Every record should be copied exactly, except that pictures are to be omitted.

Dataset entries:
****************
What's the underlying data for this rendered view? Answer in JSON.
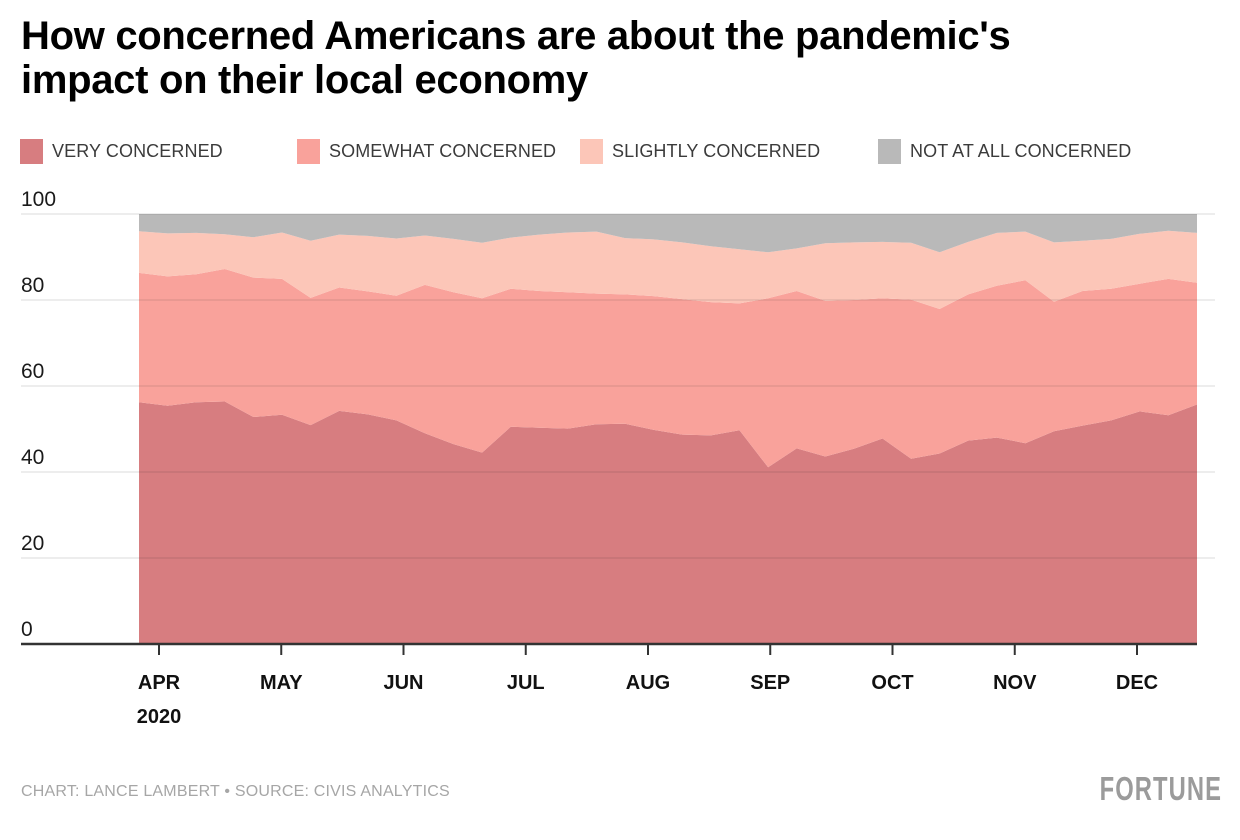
{
  "title": {
    "line1": "How concerned Americans are about the pandemic's",
    "line2": "impact on their local economy"
  },
  "chart_data": {
    "type": "area",
    "stacked": true,
    "normalized_total": 100,
    "title": "How concerned Americans are about the pandemic's impact on their local economy",
    "xlabel": "",
    "ylabel": "",
    "ylim": [
      0,
      100
    ],
    "y_ticks": [
      0,
      20,
      40,
      60,
      80,
      100
    ],
    "x_tick_labels": [
      "APR",
      "MAY",
      "JUN",
      "JUL",
      "AUG",
      "SEP",
      "OCT",
      "NOV",
      "DEC"
    ],
    "x_tick_sublabel": "2020",
    "grid": true,
    "legend_position": "top",
    "x_dates": [
      "Mar 29",
      "Apr 5",
      "Apr 12",
      "Apr 19",
      "Apr 26",
      "May 3",
      "May 10",
      "May 17",
      "May 24",
      "May 31",
      "Jun 7",
      "Jun 14",
      "Jun 21",
      "Jun 28",
      "Jul 5",
      "Jul 12",
      "Jul 19",
      "Jul 26",
      "Aug 2",
      "Aug 9",
      "Aug 16",
      "Aug 23",
      "Aug 30",
      "Sep 6",
      "Sep 13",
      "Sep 20",
      "Sep 27",
      "Oct 4",
      "Oct 11",
      "Oct 18",
      "Oct 25",
      "Nov 1",
      "Nov 8",
      "Nov 15",
      "Nov 22",
      "Nov 29",
      "Dec 6",
      "Dec 13"
    ],
    "series": [
      {
        "name": "VERY CONCERNED",
        "color": "#d77d80",
        "values": [
          56.2,
          55.4,
          56.2,
          56.4,
          52.8,
          53.3,
          50.9,
          54.2,
          53.4,
          52.0,
          49.0,
          46.5,
          44.5,
          50.5,
          50.3,
          50.1,
          51.1,
          51.2,
          49.8,
          48.7,
          48.5,
          49.7,
          41.1,
          45.5,
          43.6,
          45.4,
          47.8,
          43.1,
          44.3,
          47.3,
          48.0,
          46.7,
          49.5,
          50.8,
          52.0,
          54.1,
          53.2,
          55.7
        ]
      },
      {
        "name": "SOMEWHAT CONCERNED",
        "color": "#f9a29b",
        "values": [
          30.1,
          30.1,
          29.8,
          30.8,
          32.4,
          31.6,
          29.6,
          28.7,
          28.6,
          29.0,
          34.5,
          35.3,
          35.9,
          32.1,
          31.8,
          31.7,
          30.4,
          30.1,
          31.1,
          31.5,
          31.0,
          29.5,
          39.3,
          36.6,
          36.2,
          34.6,
          32.6,
          37.0,
          33.6,
          34.0,
          35.3,
          37.9,
          30.1,
          31.3,
          30.6,
          29.7,
          31.7,
          28.3
        ]
      },
      {
        "name": "SLIGHTLY CONCERNED",
        "color": "#fcc6b8",
        "values": [
          9.7,
          10.0,
          9.6,
          8.1,
          9.4,
          10.8,
          13.3,
          12.3,
          12.9,
          13.3,
          11.5,
          12.4,
          12.9,
          11.9,
          13.1,
          13.9,
          14.4,
          13.1,
          13.2,
          13.2,
          13.0,
          12.6,
          10.7,
          9.9,
          13.4,
          13.4,
          13.1,
          13.2,
          13.2,
          12.2,
          12.3,
          11.3,
          13.8,
          11.7,
          11.6,
          11.6,
          11.2,
          11.6
        ]
      },
      {
        "name": "NOT AT ALL CONCERNED",
        "color": "#b9b9b9",
        "values": [
          4.0,
          4.5,
          4.4,
          4.7,
          5.4,
          4.3,
          6.2,
          4.8,
          5.1,
          5.7,
          5.0,
          5.8,
          6.7,
          5.5,
          4.8,
          4.3,
          4.1,
          5.6,
          5.9,
          6.6,
          7.5,
          8.2,
          8.9,
          8.0,
          6.8,
          6.6,
          6.5,
          6.7,
          8.9,
          6.5,
          4.4,
          4.1,
          6.6,
          6.2,
          5.8,
          4.6,
          3.9,
          4.4
        ]
      }
    ]
  },
  "footer": {
    "credit": "CHART: LANCE LAMBERT • SOURCE: CIVIS ANALYTICS",
    "brand": "FORTUNE"
  }
}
****************
**Output for this task**
What's the underlying data for this rendered view? Answer in JSON.
{
  "title": {
    "line1": "How concerned Americans are about the pandemic's",
    "line2": "impact on their local economy"
  },
  "chart_data": {
    "type": "area",
    "stacked": true,
    "normalized_total": 100,
    "title": "How concerned Americans are about the pandemic's impact on their local economy",
    "xlabel": "",
    "ylabel": "",
    "ylim": [
      0,
      100
    ],
    "y_ticks": [
      0,
      20,
      40,
      60,
      80,
      100
    ],
    "x_tick_labels": [
      "APR",
      "MAY",
      "JUN",
      "JUL",
      "AUG",
      "SEP",
      "OCT",
      "NOV",
      "DEC"
    ],
    "x_tick_sublabel": "2020",
    "grid": true,
    "legend_position": "top",
    "x_dates": [
      "Mar 29",
      "Apr 5",
      "Apr 12",
      "Apr 19",
      "Apr 26",
      "May 3",
      "May 10",
      "May 17",
      "May 24",
      "May 31",
      "Jun 7",
      "Jun 14",
      "Jun 21",
      "Jun 28",
      "Jul 5",
      "Jul 12",
      "Jul 19",
      "Jul 26",
      "Aug 2",
      "Aug 9",
      "Aug 16",
      "Aug 23",
      "Aug 30",
      "Sep 6",
      "Sep 13",
      "Sep 20",
      "Sep 27",
      "Oct 4",
      "Oct 11",
      "Oct 18",
      "Oct 25",
      "Nov 1",
      "Nov 8",
      "Nov 15",
      "Nov 22",
      "Nov 29",
      "Dec 6",
      "Dec 13"
    ],
    "series": [
      {
        "name": "VERY CONCERNED",
        "color": "#d77d80",
        "values": [
          56.2,
          55.4,
          56.2,
          56.4,
          52.8,
          53.3,
          50.9,
          54.2,
          53.4,
          52.0,
          49.0,
          46.5,
          44.5,
          50.5,
          50.3,
          50.1,
          51.1,
          51.2,
          49.8,
          48.7,
          48.5,
          49.7,
          41.1,
          45.5,
          43.6,
          45.4,
          47.8,
          43.1,
          44.3,
          47.3,
          48.0,
          46.7,
          49.5,
          50.8,
          52.0,
          54.1,
          53.2,
          55.7
        ]
      },
      {
        "name": "SOMEWHAT CONCERNED",
        "color": "#f9a29b",
        "values": [
          30.1,
          30.1,
          29.8,
          30.8,
          32.4,
          31.6,
          29.6,
          28.7,
          28.6,
          29.0,
          34.5,
          35.3,
          35.9,
          32.1,
          31.8,
          31.7,
          30.4,
          30.1,
          31.1,
          31.5,
          31.0,
          29.5,
          39.3,
          36.6,
          36.2,
          34.6,
          32.6,
          37.0,
          33.6,
          34.0,
          35.3,
          37.9,
          30.1,
          31.3,
          30.6,
          29.7,
          31.7,
          28.3
        ]
      },
      {
        "name": "SLIGHTLY CONCERNED",
        "color": "#fcc6b8",
        "values": [
          9.7,
          10.0,
          9.6,
          8.1,
          9.4,
          10.8,
          13.3,
          12.3,
          12.9,
          13.3,
          11.5,
          12.4,
          12.9,
          11.9,
          13.1,
          13.9,
          14.4,
          13.1,
          13.2,
          13.2,
          13.0,
          12.6,
          10.7,
          9.9,
          13.4,
          13.4,
          13.1,
          13.2,
          13.2,
          12.2,
          12.3,
          11.3,
          13.8,
          11.7,
          11.6,
          11.6,
          11.2,
          11.6
        ]
      },
      {
        "name": "NOT AT ALL CONCERNED",
        "color": "#b9b9b9",
        "values": [
          4.0,
          4.5,
          4.4,
          4.7,
          5.4,
          4.3,
          6.2,
          4.8,
          5.1,
          5.7,
          5.0,
          5.8,
          6.7,
          5.5,
          4.8,
          4.3,
          4.1,
          5.6,
          5.9,
          6.6,
          7.5,
          8.2,
          8.9,
          8.0,
          6.8,
          6.6,
          6.5,
          6.7,
          8.9,
          6.5,
          4.4,
          4.1,
          6.6,
          6.2,
          5.8,
          4.6,
          3.9,
          4.4
        ]
      }
    ]
  },
  "footer": {
    "credit": "CHART: LANCE LAMBERT • SOURCE: CIVIS ANALYTICS",
    "brand": "FORTUNE"
  }
}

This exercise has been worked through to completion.